Goal of the exercise: Print all entries precisely as they are written.

Data in this exercise:
● ● ●
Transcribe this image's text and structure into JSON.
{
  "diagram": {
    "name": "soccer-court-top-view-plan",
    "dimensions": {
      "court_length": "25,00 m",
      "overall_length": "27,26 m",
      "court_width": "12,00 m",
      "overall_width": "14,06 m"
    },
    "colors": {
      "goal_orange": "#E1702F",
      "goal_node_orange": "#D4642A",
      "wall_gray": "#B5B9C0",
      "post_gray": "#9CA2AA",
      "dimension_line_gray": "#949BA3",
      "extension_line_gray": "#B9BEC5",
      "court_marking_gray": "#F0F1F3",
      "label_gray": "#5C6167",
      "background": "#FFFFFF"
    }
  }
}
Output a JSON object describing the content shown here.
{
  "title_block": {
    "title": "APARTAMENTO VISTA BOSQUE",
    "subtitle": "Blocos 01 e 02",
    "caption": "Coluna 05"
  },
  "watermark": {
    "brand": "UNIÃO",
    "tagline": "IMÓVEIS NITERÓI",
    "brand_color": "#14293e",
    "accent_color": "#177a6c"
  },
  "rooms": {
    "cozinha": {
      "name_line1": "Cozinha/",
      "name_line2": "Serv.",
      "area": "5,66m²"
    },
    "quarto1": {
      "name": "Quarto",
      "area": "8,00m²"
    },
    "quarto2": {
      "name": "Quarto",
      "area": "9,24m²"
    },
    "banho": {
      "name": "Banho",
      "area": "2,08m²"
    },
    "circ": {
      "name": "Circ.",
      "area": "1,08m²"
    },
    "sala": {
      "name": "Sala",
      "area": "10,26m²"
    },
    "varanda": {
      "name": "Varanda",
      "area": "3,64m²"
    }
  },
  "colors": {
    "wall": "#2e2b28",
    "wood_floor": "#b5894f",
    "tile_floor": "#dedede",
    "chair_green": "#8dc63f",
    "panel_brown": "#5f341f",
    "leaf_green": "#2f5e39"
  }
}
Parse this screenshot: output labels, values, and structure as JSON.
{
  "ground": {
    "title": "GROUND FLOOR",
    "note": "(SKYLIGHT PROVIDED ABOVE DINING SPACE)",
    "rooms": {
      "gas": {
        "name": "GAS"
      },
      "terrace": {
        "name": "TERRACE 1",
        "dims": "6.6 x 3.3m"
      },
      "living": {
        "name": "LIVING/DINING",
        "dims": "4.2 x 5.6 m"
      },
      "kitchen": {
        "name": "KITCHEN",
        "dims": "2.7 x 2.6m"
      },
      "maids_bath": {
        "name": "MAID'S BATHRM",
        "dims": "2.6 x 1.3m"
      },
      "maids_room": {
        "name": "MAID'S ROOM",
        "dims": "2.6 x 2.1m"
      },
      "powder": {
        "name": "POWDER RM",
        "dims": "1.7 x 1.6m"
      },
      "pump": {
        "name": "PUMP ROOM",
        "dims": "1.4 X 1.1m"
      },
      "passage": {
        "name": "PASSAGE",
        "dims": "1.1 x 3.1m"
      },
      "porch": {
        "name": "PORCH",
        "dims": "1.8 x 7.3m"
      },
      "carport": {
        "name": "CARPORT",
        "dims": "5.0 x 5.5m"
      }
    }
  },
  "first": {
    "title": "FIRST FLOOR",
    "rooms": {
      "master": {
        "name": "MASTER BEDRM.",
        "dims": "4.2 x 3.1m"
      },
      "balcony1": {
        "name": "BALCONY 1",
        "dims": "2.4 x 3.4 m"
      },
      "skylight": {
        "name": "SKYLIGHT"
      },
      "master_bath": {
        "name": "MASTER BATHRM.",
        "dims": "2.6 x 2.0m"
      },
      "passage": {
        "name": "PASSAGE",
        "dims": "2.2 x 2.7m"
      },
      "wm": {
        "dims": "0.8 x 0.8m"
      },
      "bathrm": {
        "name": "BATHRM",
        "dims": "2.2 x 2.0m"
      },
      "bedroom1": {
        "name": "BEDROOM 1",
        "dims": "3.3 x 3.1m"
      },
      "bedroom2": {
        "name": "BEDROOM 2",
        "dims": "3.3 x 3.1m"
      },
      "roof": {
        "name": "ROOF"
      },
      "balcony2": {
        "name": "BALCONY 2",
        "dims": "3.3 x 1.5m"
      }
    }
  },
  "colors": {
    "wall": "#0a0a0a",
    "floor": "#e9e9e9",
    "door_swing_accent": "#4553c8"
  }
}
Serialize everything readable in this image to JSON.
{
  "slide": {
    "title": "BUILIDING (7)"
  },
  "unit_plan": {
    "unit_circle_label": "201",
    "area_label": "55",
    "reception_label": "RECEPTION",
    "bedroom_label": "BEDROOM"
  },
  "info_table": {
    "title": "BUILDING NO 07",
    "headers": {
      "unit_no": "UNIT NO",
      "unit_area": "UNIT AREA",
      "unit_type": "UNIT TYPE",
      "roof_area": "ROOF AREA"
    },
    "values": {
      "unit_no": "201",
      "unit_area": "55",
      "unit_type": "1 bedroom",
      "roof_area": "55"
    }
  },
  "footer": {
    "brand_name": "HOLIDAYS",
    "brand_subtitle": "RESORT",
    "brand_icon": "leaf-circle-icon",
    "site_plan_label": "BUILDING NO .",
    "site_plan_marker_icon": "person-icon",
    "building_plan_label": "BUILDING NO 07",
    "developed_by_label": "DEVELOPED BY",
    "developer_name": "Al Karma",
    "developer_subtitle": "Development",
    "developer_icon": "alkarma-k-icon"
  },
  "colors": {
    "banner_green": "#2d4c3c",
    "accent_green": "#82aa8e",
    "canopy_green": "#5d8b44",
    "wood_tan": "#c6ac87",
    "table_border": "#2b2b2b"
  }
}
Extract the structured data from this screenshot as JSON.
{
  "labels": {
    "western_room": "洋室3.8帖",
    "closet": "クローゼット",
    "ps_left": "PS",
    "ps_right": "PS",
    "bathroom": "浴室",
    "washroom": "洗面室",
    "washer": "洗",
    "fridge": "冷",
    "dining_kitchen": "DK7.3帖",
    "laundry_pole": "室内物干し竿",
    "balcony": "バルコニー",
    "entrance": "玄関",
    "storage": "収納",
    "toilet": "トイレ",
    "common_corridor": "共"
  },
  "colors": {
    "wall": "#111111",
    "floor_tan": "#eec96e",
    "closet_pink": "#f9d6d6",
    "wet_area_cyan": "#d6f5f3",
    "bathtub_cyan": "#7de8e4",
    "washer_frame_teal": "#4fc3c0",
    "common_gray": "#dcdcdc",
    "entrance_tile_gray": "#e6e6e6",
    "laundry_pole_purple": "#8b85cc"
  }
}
● ● ●
Result:
Transcribe this image's text and structure into JSON.
{
  "diagram": {
    "name": "soccer-court-top-view-plan",
    "dimensions": {
      "court_length": "25,00 m",
      "overall_length": "27,26 m",
      "court_width": "12,00 m",
      "overall_width": "14,06 m"
    },
    "colors": {
      "goal_orange": "#E1702F",
      "goal_node_orange": "#D4642A",
      "wall_gray": "#B5B9C0",
      "post_gray": "#9CA2AA",
      "dimension_line_gray": "#949BA3",
      "extension_line_gray": "#B9BEC5",
      "court_marking_gray": "#F0F1F3",
      "label_gray": "#5C6167",
      "background": "#FFFFFF"
    }
  }
}
Output a JSON object describing the content shown here.
{
  "title_block": {
    "title": "APARTAMENTO VISTA BOSQUE",
    "subtitle": "Blocos 01 e 02",
    "caption": "Coluna 05"
  },
  "watermark": {
    "brand": "UNIÃO",
    "tagline": "IMÓVEIS NITERÓI",
    "brand_color": "#14293e",
    "accent_color": "#177a6c"
  },
  "rooms": {
    "cozinha": {
      "name_line1": "Cozinha/",
      "name_line2": "Serv.",
      "area": "5,66m²"
    },
    "quarto1": {
      "name": "Quarto",
      "area": "8,00m²"
    },
    "quarto2": {
      "name": "Quarto",
      "area": "9,24m²"
    },
    "banho": {
      "name": "Banho",
      "area": "2,08m²"
    },
    "circ": {
      "name": "Circ.",
      "area": "1,08m²"
    },
    "sala": {
      "name": "Sala",
      "area": "10,26m²"
    },
    "varanda": {
      "name": "Varanda",
      "area": "3,64m²"
    }
  },
  "colors": {
    "wall": "#2e2b28",
    "wood_floor": "#b5894f",
    "tile_floor": "#dedede",
    "chair_green": "#8dc63f",
    "panel_brown": "#5f341f",
    "leaf_green": "#2f5e39"
  }
}
Parse this screenshot: output labels, values, and structure as JSON.
{
  "ground": {
    "title": "GROUND FLOOR",
    "note": "(SKYLIGHT PROVIDED ABOVE DINING SPACE)",
    "rooms": {
      "gas": {
        "name": "GAS"
      },
      "terrace": {
        "name": "TERRACE 1",
        "dims": "6.6 x 3.3m"
      },
      "living": {
        "name": "LIVING/DINING",
        "dims": "4.2 x 5.6 m"
      },
      "kitchen": {
        "name": "KITCHEN",
        "dims": "2.7 x 2.6m"
      },
      "maids_bath": {
        "name": "MAID'S BATHRM",
        "dims": "2.6 x 1.3m"
      },
      "maids_room": {
        "name": "MAID'S ROOM",
        "dims": "2.6 x 2.1m"
      },
      "powder": {
        "name": "POWDER RM",
        "dims": "1.7 x 1.6m"
      },
      "pump": {
        "name": "PUMP ROOM",
        "dims": "1.4 X 1.1m"
      },
      "passage": {
        "name": "PASSAGE",
        "dims": "1.1 x 3.1m"
      },
      "porch": {
        "name": "PORCH",
        "dims": "1.8 x 7.3m"
      },
      "carport": {
        "name": "CARPORT",
        "dims": "5.0 x 5.5m"
      }
    }
  },
  "first": {
    "title": "FIRST FLOOR",
    "rooms": {
      "master": {
        "name": "MASTER BEDRM.",
        "dims": "4.2 x 3.1m"
      },
      "balcony1": {
        "name": "BALCONY 1",
        "dims": "2.4 x 3.4 m"
      },
      "skylight": {
        "name": "SKYLIGHT"
      },
      "master_bath": {
        "name": "MASTER BATHRM.",
        "dims": "2.6 x 2.0m"
      },
      "passage": {
        "name": "PASSAGE",
        "dims": "2.2 x 2.7m"
      },
      "wm": {
        "dims": "0.8 x 0.8m"
      },
      "bathrm": {
        "name": "BATHRM",
        "dims": "2.2 x 2.0m"
      },
      "bedroom1": {
        "name": "BEDROOM 1",
        "dims": "3.3 x 3.1m"
      },
      "bedroom2": {
        "name": "BEDROOM 2",
        "dims": "3.3 x 3.1m"
      },
      "roof": {
        "name": "ROOF"
      },
      "balcony2": {
        "name": "BALCONY 2",
        "dims": "3.3 x 1.5m"
      }
    }
  },
  "colors": {
    "wall": "#0a0a0a",
    "floor": "#e9e9e9",
    "door_swing_accent": "#4553c8"
  }
}
Serialize everything readable in this image to JSON.
{
  "slide": {
    "title": "BUILIDING (7)"
  },
  "unit_plan": {
    "unit_circle_label": "201",
    "area_label": "55",
    "reception_label": "RECEPTION",
    "bedroom_label": "BEDROOM"
  },
  "info_table": {
    "title": "BUILDING NO 07",
    "headers": {
      "unit_no": "UNIT NO",
      "unit_area": "UNIT AREA",
      "unit_type": "UNIT TYPE",
      "roof_area": "ROOF AREA"
    },
    "values": {
      "unit_no": "201",
      "unit_area": "55",
      "unit_type": "1 bedroom",
      "roof_area": "55"
    }
  },
  "footer": {
    "brand_name": "HOLIDAYS",
    "brand_subtitle": "RESORT",
    "brand_icon": "leaf-circle-icon",
    "site_plan_label": "BUILDING NO .",
    "site_plan_marker_icon": "person-icon",
    "building_plan_label": "BUILDING NO 07",
    "developed_by_label": "DEVELOPED BY",
    "developer_name": "Al Karma",
    "developer_subtitle": "Development",
    "developer_icon": "alkarma-k-icon"
  },
  "colors": {
    "banner_green": "#2d4c3c",
    "accent_green": "#82aa8e",
    "canopy_green": "#5d8b44",
    "wood_tan": "#c6ac87",
    "table_border": "#2b2b2b"
  }
}
Extract the structured data from this screenshot as JSON.
{
  "labels": {
    "western_room": "洋室3.8帖",
    "closet": "クローゼット",
    "ps_left": "PS",
    "ps_right": "PS",
    "bathroom": "浴室",
    "washroom": "洗面室",
    "washer": "洗",
    "fridge": "冷",
    "dining_kitchen": "DK7.3帖",
    "laundry_pole": "室内物干し竿",
    "balcony": "バルコニー",
    "entrance": "玄関",
    "storage": "収納",
    "toilet": "トイレ",
    "common_corridor": "共"
  },
  "colors": {
    "wall": "#111111",
    "floor_tan": "#eec96e",
    "closet_pink": "#f9d6d6",
    "wet_area_cyan": "#d6f5f3",
    "bathtub_cyan": "#7de8e4",
    "washer_frame_teal": "#4fc3c0",
    "common_gray": "#dcdcdc",
    "entrance_tile_gray": "#e6e6e6",
    "laundry_pole_purple": "#8b85cc"
  }
}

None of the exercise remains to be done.